* _Requirements_:
Restate the records that follow word for word; no pictures should appear.
— BEGIN Input data —
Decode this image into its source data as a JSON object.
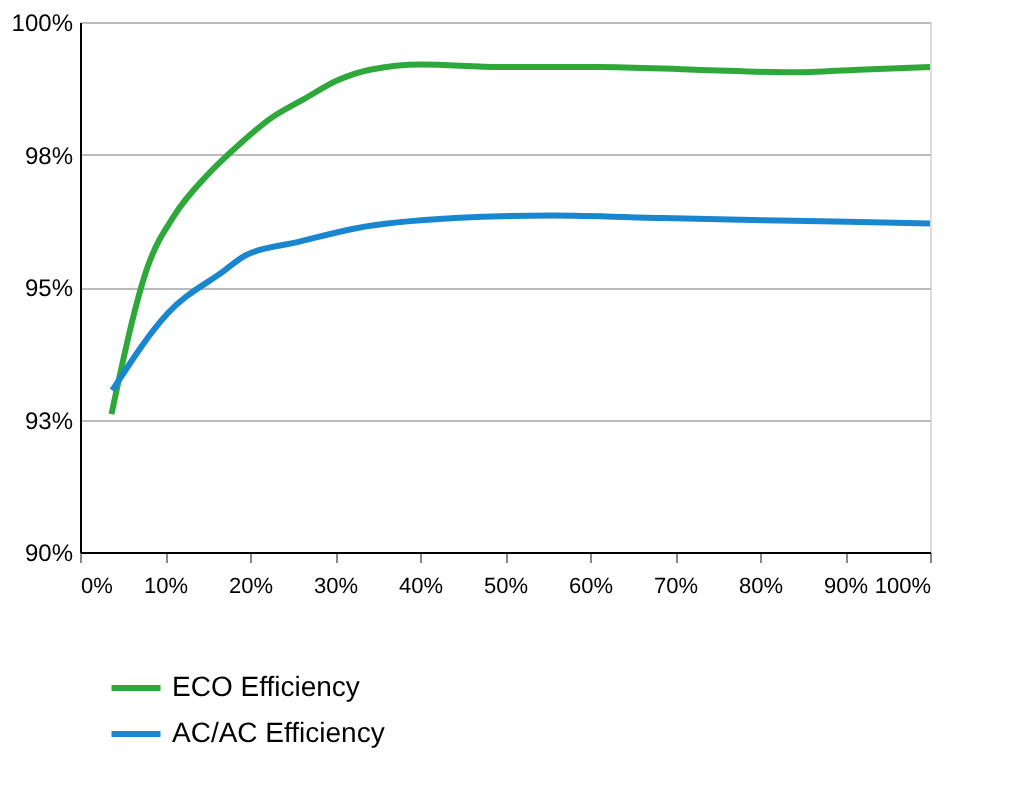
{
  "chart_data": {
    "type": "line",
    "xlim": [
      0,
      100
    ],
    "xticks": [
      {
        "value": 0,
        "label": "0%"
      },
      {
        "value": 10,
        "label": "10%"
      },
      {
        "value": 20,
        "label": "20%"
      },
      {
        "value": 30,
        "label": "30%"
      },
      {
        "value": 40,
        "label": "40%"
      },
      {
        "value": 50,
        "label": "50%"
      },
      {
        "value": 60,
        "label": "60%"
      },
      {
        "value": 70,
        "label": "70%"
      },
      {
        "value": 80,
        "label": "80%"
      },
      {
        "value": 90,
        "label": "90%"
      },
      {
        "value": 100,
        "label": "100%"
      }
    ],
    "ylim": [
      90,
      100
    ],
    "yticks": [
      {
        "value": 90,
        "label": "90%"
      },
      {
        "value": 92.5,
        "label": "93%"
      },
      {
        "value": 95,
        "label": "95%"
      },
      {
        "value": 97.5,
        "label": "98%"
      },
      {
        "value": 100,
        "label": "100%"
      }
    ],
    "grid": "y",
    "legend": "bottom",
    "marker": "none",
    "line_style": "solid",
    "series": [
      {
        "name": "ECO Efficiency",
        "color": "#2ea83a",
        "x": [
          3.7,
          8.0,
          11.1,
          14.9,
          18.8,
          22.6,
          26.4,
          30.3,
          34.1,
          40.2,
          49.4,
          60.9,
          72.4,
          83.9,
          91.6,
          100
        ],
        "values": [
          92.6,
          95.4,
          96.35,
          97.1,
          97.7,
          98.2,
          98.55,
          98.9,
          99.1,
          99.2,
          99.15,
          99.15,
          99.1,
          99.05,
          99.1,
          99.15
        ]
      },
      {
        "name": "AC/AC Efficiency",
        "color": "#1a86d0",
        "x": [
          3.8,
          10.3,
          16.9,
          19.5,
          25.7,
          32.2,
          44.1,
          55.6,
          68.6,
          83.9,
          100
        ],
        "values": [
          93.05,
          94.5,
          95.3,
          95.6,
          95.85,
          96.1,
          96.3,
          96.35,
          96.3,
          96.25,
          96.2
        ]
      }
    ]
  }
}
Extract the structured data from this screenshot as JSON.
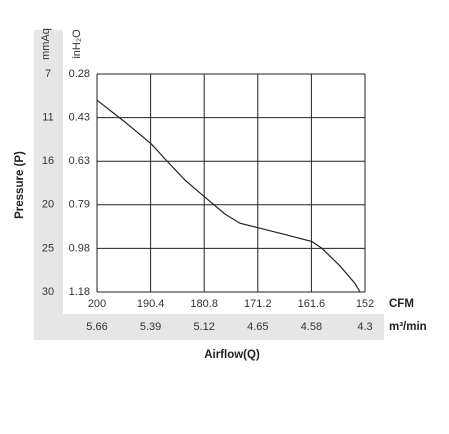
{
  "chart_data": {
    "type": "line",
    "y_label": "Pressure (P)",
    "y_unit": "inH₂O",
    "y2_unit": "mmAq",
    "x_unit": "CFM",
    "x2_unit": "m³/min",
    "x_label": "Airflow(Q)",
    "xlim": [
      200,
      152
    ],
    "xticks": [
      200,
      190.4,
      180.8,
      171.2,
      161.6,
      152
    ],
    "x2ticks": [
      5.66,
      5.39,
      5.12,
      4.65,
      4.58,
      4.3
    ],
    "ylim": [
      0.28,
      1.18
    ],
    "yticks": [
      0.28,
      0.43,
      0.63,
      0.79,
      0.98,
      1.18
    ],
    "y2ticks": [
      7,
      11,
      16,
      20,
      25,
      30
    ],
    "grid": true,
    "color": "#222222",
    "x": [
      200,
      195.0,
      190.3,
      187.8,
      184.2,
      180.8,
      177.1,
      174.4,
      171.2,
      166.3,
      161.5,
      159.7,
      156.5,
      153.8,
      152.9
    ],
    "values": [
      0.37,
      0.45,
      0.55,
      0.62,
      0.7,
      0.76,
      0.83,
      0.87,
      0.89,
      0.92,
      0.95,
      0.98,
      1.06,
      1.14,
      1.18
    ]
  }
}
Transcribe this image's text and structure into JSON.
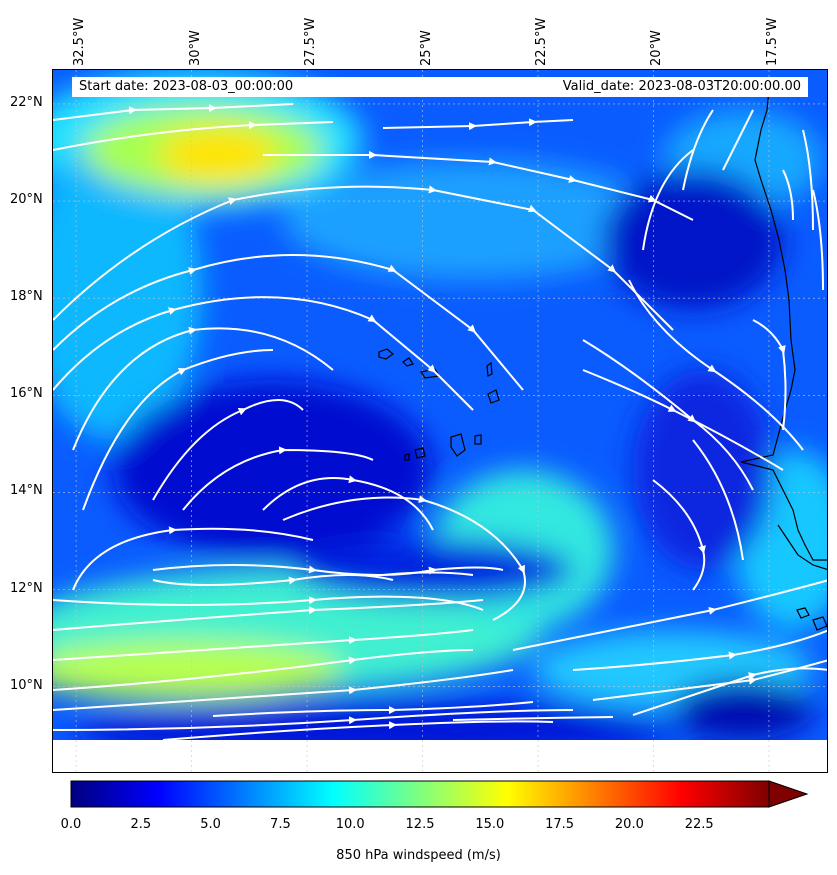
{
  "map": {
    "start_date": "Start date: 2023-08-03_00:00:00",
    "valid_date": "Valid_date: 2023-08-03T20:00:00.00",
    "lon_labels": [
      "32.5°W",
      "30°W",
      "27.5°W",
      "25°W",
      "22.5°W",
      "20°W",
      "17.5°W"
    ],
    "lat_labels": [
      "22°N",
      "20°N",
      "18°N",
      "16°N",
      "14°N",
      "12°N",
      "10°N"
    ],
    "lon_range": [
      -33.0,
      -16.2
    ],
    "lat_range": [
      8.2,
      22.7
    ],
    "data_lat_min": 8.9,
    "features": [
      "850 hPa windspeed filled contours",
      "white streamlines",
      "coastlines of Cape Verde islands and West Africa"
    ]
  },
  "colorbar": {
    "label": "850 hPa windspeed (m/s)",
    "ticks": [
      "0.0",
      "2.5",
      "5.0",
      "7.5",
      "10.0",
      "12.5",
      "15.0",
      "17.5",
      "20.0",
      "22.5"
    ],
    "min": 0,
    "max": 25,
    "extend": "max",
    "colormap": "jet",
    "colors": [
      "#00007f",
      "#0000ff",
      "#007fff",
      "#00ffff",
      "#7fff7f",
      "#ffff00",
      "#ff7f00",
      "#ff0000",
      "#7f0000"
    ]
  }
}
— END Input data —
* _Solution_:
Decode this image into its source data as a JSON object.
{
  "chart_data": {
    "type": "line",
    "xlim": [
      0,
      100
    ],
    "xticks": [
      {
        "value": 0,
        "label": "0%"
      },
      {
        "value": 10,
        "label": "10%"
      },
      {
        "value": 20,
        "label": "20%"
      },
      {
        "value": 30,
        "label": "30%"
      },
      {
        "value": 40,
        "label": "40%"
      },
      {
        "value": 50,
        "label": "50%"
      },
      {
        "value": 60,
        "label": "60%"
      },
      {
        "value": 70,
        "label": "70%"
      },
      {
        "value": 80,
        "label": "80%"
      },
      {
        "value": 90,
        "label": "90%"
      },
      {
        "value": 100,
        "label": "100%"
      }
    ],
    "ylim": [
      90,
      100
    ],
    "yticks": [
      {
        "value": 90,
        "label": "90%"
      },
      {
        "value": 92.5,
        "label": "93%"
      },
      {
        "value": 95,
        "label": "95%"
      },
      {
        "value": 97.5,
        "label": "98%"
      },
      {
        "value": 100,
        "label": "100%"
      }
    ],
    "grid": "y",
    "legend": "bottom",
    "marker": "none",
    "line_style": "solid",
    "series": [
      {
        "name": "ECO Efficiency",
        "color": "#2ea83a",
        "x": [
          3.7,
          8.0,
          11.1,
          14.9,
          18.8,
          22.6,
          26.4,
          30.3,
          34.1,
          40.2,
          49.4,
          60.9,
          72.4,
          83.9,
          91.6,
          100
        ],
        "values": [
          92.6,
          95.4,
          96.35,
          97.1,
          97.7,
          98.2,
          98.55,
          98.9,
          99.1,
          99.2,
          99.15,
          99.15,
          99.1,
          99.05,
          99.1,
          99.15
        ]
      },
      {
        "name": "AC/AC Efficiency",
        "color": "#1a86d0",
        "x": [
          3.8,
          10.3,
          16.9,
          19.5,
          25.7,
          32.2,
          44.1,
          55.6,
          68.6,
          83.9,
          100
        ],
        "values": [
          93.05,
          94.5,
          95.3,
          95.6,
          95.85,
          96.1,
          96.3,
          96.35,
          96.3,
          96.25,
          96.2
        ]
      }
    ]
  }
}
Extract the structured data from this screenshot as JSON.
{
  "chart_data": {
    "type": "line",
    "y_label": "Pressure (P)",
    "y_unit": "inH₂O",
    "y2_unit": "mmAq",
    "x_unit": "CFM",
    "x2_unit": "m³/min",
    "x_label": "Airflow(Q)",
    "xlim": [
      200,
      152
    ],
    "xticks": [
      200,
      190.4,
      180.8,
      171.2,
      161.6,
      152
    ],
    "x2ticks": [
      5.66,
      5.39,
      5.12,
      4.65,
      4.58,
      4.3
    ],
    "ylim": [
      0.28,
      1.18
    ],
    "yticks": [
      0.28,
      0.43,
      0.63,
      0.79,
      0.98,
      1.18
    ],
    "y2ticks": [
      7,
      11,
      16,
      20,
      25,
      30
    ],
    "grid": true,
    "color": "#222222",
    "x": [
      200,
      195.0,
      190.3,
      187.8,
      184.2,
      180.8,
      177.1,
      174.4,
      171.2,
      166.3,
      161.5,
      159.7,
      156.5,
      153.8,
      152.9
    ],
    "values": [
      0.37,
      0.45,
      0.55,
      0.62,
      0.7,
      0.76,
      0.83,
      0.87,
      0.89,
      0.92,
      0.95,
      0.98,
      1.06,
      1.14,
      1.18
    ]
  }
}
Transcribe this image's text and structure into JSON.
{
  "map": {
    "start_date": "Start date: 2023-08-03_00:00:00",
    "valid_date": "Valid_date: 2023-08-03T20:00:00.00",
    "lon_labels": [
      "32.5°W",
      "30°W",
      "27.5°W",
      "25°W",
      "22.5°W",
      "20°W",
      "17.5°W"
    ],
    "lat_labels": [
      "22°N",
      "20°N",
      "18°N",
      "16°N",
      "14°N",
      "12°N",
      "10°N"
    ],
    "lon_range": [
      -33.0,
      -16.2
    ],
    "lat_range": [
      8.2,
      22.7
    ],
    "data_lat_min": 8.9,
    "features": [
      "850 hPa windspeed filled contours",
      "white streamlines",
      "coastlines of Cape Verde islands and West Africa"
    ]
  },
  "colorbar": {
    "label": "850 hPa windspeed (m/s)",
    "ticks": [
      "0.0",
      "2.5",
      "5.0",
      "7.5",
      "10.0",
      "12.5",
      "15.0",
      "17.5",
      "20.0",
      "22.5"
    ],
    "min": 0,
    "max": 25,
    "extend": "max",
    "colormap": "jet",
    "colors": [
      "#00007f",
      "#0000ff",
      "#007fff",
      "#00ffff",
      "#7fff7f",
      "#ffff00",
      "#ff7f00",
      "#ff0000",
      "#7f0000"
    ]
  }
}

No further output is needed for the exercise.